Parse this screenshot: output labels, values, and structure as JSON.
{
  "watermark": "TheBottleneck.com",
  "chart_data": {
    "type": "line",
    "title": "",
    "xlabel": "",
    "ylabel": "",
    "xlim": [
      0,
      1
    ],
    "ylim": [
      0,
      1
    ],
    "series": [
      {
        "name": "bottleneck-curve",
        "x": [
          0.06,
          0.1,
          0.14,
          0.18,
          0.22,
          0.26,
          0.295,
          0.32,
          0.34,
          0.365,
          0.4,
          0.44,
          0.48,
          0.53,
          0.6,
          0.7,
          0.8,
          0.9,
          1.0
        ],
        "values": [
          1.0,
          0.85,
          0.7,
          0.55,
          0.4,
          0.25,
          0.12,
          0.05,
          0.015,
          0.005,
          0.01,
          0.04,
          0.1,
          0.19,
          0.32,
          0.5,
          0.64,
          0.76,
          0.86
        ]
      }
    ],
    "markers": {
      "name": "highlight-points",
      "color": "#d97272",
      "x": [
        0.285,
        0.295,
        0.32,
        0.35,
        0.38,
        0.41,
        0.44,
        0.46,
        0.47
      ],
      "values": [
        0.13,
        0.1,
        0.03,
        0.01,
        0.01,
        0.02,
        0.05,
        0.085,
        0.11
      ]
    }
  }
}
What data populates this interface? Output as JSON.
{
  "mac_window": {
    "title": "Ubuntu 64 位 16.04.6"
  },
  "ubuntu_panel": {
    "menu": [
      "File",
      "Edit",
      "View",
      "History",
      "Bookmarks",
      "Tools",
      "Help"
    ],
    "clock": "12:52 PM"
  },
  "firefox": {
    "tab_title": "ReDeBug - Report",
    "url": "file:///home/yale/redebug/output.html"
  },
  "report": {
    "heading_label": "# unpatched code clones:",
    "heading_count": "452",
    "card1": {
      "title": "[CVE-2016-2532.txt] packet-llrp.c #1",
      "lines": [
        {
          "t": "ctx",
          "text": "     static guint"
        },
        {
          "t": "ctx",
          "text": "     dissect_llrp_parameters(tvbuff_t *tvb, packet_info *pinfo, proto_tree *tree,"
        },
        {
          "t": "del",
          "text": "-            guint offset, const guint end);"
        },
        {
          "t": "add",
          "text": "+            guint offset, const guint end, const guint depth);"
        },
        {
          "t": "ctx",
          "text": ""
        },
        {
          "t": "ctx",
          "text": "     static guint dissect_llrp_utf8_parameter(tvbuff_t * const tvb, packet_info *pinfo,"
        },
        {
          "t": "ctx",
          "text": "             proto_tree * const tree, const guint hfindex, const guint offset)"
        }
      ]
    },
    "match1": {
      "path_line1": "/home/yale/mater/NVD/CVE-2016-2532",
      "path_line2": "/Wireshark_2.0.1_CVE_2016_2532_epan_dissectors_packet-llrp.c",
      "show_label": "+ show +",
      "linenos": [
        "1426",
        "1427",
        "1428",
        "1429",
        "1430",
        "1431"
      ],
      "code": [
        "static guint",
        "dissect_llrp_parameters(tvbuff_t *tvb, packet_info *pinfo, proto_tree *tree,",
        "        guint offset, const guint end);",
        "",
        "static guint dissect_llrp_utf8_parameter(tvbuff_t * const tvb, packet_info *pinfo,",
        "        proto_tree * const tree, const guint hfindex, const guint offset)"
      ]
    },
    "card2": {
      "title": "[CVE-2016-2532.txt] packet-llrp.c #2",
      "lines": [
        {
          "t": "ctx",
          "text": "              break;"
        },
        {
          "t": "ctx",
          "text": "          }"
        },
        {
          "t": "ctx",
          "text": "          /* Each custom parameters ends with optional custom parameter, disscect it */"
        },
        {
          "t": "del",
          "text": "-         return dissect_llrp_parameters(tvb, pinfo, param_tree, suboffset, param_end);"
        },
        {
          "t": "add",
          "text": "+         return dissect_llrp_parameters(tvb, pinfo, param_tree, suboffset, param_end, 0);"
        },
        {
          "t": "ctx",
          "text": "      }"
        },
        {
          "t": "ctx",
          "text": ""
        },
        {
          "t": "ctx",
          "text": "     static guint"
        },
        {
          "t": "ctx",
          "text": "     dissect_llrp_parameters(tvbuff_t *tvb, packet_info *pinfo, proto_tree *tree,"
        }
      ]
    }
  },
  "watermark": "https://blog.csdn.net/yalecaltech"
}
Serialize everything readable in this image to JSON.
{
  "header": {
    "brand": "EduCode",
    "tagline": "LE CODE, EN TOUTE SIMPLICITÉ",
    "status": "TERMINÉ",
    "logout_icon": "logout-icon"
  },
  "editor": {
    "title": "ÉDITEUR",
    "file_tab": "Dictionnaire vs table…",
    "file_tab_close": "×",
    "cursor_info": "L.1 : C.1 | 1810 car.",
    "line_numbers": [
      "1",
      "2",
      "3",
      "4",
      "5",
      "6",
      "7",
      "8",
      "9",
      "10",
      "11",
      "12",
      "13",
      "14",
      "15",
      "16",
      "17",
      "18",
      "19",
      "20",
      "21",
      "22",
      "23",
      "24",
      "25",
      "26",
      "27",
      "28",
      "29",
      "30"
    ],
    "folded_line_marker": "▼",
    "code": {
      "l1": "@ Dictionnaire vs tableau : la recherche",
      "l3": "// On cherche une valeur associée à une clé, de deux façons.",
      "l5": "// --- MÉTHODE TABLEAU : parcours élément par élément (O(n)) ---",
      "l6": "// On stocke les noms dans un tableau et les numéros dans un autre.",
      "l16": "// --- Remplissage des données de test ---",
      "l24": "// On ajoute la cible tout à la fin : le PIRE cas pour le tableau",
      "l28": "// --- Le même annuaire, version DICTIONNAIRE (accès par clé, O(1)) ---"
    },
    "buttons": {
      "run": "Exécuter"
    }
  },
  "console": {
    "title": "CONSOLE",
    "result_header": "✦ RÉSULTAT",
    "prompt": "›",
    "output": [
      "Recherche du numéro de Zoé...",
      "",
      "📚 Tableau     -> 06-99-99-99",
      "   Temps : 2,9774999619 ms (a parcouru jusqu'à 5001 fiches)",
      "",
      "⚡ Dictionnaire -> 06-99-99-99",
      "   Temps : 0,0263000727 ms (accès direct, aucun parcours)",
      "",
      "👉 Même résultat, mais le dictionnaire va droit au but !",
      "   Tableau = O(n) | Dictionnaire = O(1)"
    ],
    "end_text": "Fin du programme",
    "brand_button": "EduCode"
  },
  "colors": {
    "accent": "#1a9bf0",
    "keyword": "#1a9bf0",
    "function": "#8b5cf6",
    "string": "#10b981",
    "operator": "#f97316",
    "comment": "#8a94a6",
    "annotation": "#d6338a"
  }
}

### STATED EXERCISE
For the entries shown above, give the number of lines that include the word "name", without any other text.

### EXPECTED ANSWER
2